Extracted records
▼▼▼
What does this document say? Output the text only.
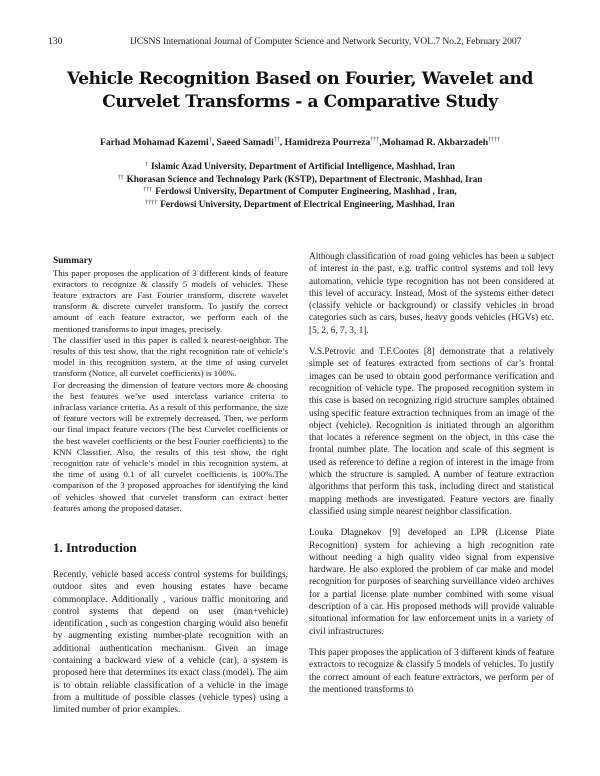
130	IJCSNS International Journal of Computer Science and Network Security, VOL.7 No.2, February 2007
Vehicle Recognition Based on Fourier, Wavelet and
Curvelet Transforms - a Comparative Study
Farhad Mohamad Kazemi†, Saeed Samadi††, Hamidreza Pourreza†††,Mohamad R. Akbarzadeh††††
† Islamic Azad University, Department of Artificial Intelligence, Mashhad, Iran
†† Khorasan Science and Technology Park (KSTP), Department of Electronic, Mashhad, Iran
††† Ferdowsi University, Department of Computer Engineering, Mashhad , Iran,
†††† Ferdowsi University, Department of Electrical Engineering, Mashhad, Iran
Summary

This paper proposes the application of 3 different kinds of feature extractors to recognize & classify 5 models of vehicles. These feature extractors are Fast Fourier transform, discrete wavelet transform & discrete curvelet transform. To justify the correct amount of each feature extractor, we perform each of the mentioned transforms to input images, precisely.

The classifier used in this paper is called k nearest-neighbor. The results of this test show, that the right recognition rate of vehicle’s model in this recognition system, at the time of using curvelet transform (Notice, all curvelet coefficients) is 100%.

For decreasing the dimension of feature vectors more & choosing the best features we’ve used interclass variance criteria to infraclass variance criteria. As a result of this performance, the size of feature vectors will be extremely decreased. Then, we perform our final impact feature vectors (The best Curvelet coefficients or the best wavelet coefficients or the best Fourier coefficients) to the KNN Classifier. Also, the results of this test show, the right recognition rate of vehicle’s model in this recognition system, at the time of using 0.1 of all curvelet coefficients is 100%.The comparison of the 3 proposed approaches for identifying the kind of vehicles showed that curvelet transform can extract better features among the proposed dataset.

1. Introduction

Recently, vehicle based access control systems for buildings, outdoor sites and even housing estates have became commonplace. Additionally , various traffic monitoring and control systems that depend on user (man+vehicle) identification , such as congestion charging would also benefit by augmenting existing number-plate recognition with an additional authentication mechanism. Given an image containing a backward view of a vehicle (car), a system is proposed here that determines its exact class (model). The aim is to obtain reliable classification of a vehicle in the image from a multitude of possible classes (vehicle types) using a limited number of prior examples.

Although classification of road going vehicles has been a subject of interest in the past, e.g. traffic control systems and toll levy automation, vehicle type recognition has not been considered at this level of accuracy. Instead, Most of the systems either detect (classify vehicle or background) or classify vehicles in broad categories such as cars, buses, heavy goods vehicles (HGVs) etc. [5, 2, 6, 7, 3, 1].

V.S.Petrovic and T.F.Cootes [8] demonstrate that a relatively simple set of features extracted from sections of car’s frontal images can be used to obtain good performance verification and recognition of vehicle type. The proposed recognition system in this case is based on recognizing rigid structure samples obtained using specific feature extraction techniques from an image of the object (vehicle). Recognition is initiated through an algorithm that locates a reference segment on the object, in this case the frontal number plate. The location and scale of this segment is used as reference to define a region of interest in the image from which the structure is sampled. A number of feature extraction algorithms that perform this task, including direct and statistical mapping methods are investigated. Feature vectors are finally classified using simple nearest neighbor classification.

Louka Dlagnekov [9] developed an LPR (License Plate Recognition) system for achieving a high recognition rate without needing a high quality video signal from expensive hardware. He also explored the problem of car make and model recognition for purposes of searching surveillance video archives for a partial license plate number combined with some visual description of a car. His proposed methods will provide valuable situational information for law enforcement units in a variety of civil infrastructures.

This paper proposes the application of 3 different kinds of feature extractors to recognize & classify 5 models of vehicles. To justify the correct amount of each feature extractors, we perform per of the mentioned transforms to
▲▲▲
Omit every picture, then repeat the remaining data exactly as it appears above.

**WRITTEN ANSWER:**
What does this document say? Output the text only.
130	IJCSNS International Journal of Computer Science and Network Security, VOL.7 No.2, February 2007
Vehicle Recognition Based on Fourier, Wavelet and
Curvelet Transforms - a Comparative Study
Farhad Mohamad Kazemi†, Saeed Samadi††, Hamidreza Pourreza†††,Mohamad R. Akbarzadeh††††
† Islamic Azad University, Department of Artificial Intelligence, Mashhad, Iran
†† Khorasan Science and Technology Park (KSTP), Department of Electronic, Mashhad, Iran
††† Ferdowsi University, Department of Computer Engineering, Mashhad , Iran,
†††† Ferdowsi University, Department of Electrical Engineering, Mashhad, Iran
Summary

This paper proposes the application of 3 different kinds of feature extractors to recognize & classify 5 models of vehicles. These feature extractors are Fast Fourier transform, discrete wavelet transform & discrete curvelet transform. To justify the correct amount of each feature extractor, we perform each of the mentioned transforms to input images, precisely.

The classifier used in this paper is called k nearest-neighbor. The results of this test show, that the right recognition rate of vehicle’s model in this recognition system, at the time of using curvelet transform (Notice, all curvelet coefficients) is 100%.

For decreasing the dimension of feature vectors more & choosing the best features we’ve used interclass variance criteria to infraclass variance criteria. As a result of this performance, the size of feature vectors will be extremely decreased. Then, we perform our final impact feature vectors (The best Curvelet coefficients or the best wavelet coefficients or the best Fourier coefficients) to the KNN Classifier. Also, the results of this test show, the right recognition rate of vehicle’s model in this recognition system, at the time of using 0.1 of all curvelet coefficients is 100%.The comparison of the 3 proposed approaches for identifying the kind of vehicles showed that curvelet transform can extract better features among the proposed dataset.

1. Introduction

Recently, vehicle based access control systems for buildings, outdoor sites and even housing estates have became commonplace. Additionally , various traffic monitoring and control systems that depend on user (man+vehicle) identification , such as congestion charging would also benefit by augmenting existing number-plate recognition with an additional authentication mechanism. Given an image containing a backward view of a vehicle (car), a system is proposed here that determines its exact class (model). The aim is to obtain reliable classification of a vehicle in the image from a multitude of possible classes (vehicle types) using a limited number of prior examples.

Although classification of road going vehicles has been a subject of interest in the past, e.g. traffic control systems and toll levy automation, vehicle type recognition has not been considered at this level of accuracy. Instead, Most of the systems either detect (classify vehicle or background) or classify vehicles in broad categories such as cars, buses, heavy goods vehicles (HGVs) etc. [5, 2, 6, 7, 3, 1].

V.S.Petrovic and T.F.Cootes [8] demonstrate that a relatively simple set of features extracted from sections of car’s frontal images can be used to obtain good performance verification and recognition of vehicle type. The proposed recognition system in this case is based on recognizing rigid structure samples obtained using specific feature extraction techniques from an image of the object (vehicle). Recognition is initiated through an algorithm that locates a reference segment on the object, in this case the frontal number plate. The location and scale of this segment is used as reference to define a region of interest in the image from which the structure is sampled. A number of feature extraction algorithms that perform this task, including direct and statistical mapping methods are investigated. Feature vectors are finally classified using simple nearest neighbor classification.

Louka Dlagnekov [9] developed an LPR (License Plate Recognition) system for achieving a high recognition rate without needing a high quality video signal from expensive hardware. He also explored the problem of car make and model recognition for purposes of searching surveillance video archives for a partial license plate number combined with some visual description of a car. His proposed methods will provide valuable situational information for law enforcement units in a variety of civil infrastructures.

This paper proposes the application of 3 different kinds of feature extractors to recognize & classify 5 models of vehicles. To justify the correct amount of each feature extractors, we perform per of the mentioned transforms to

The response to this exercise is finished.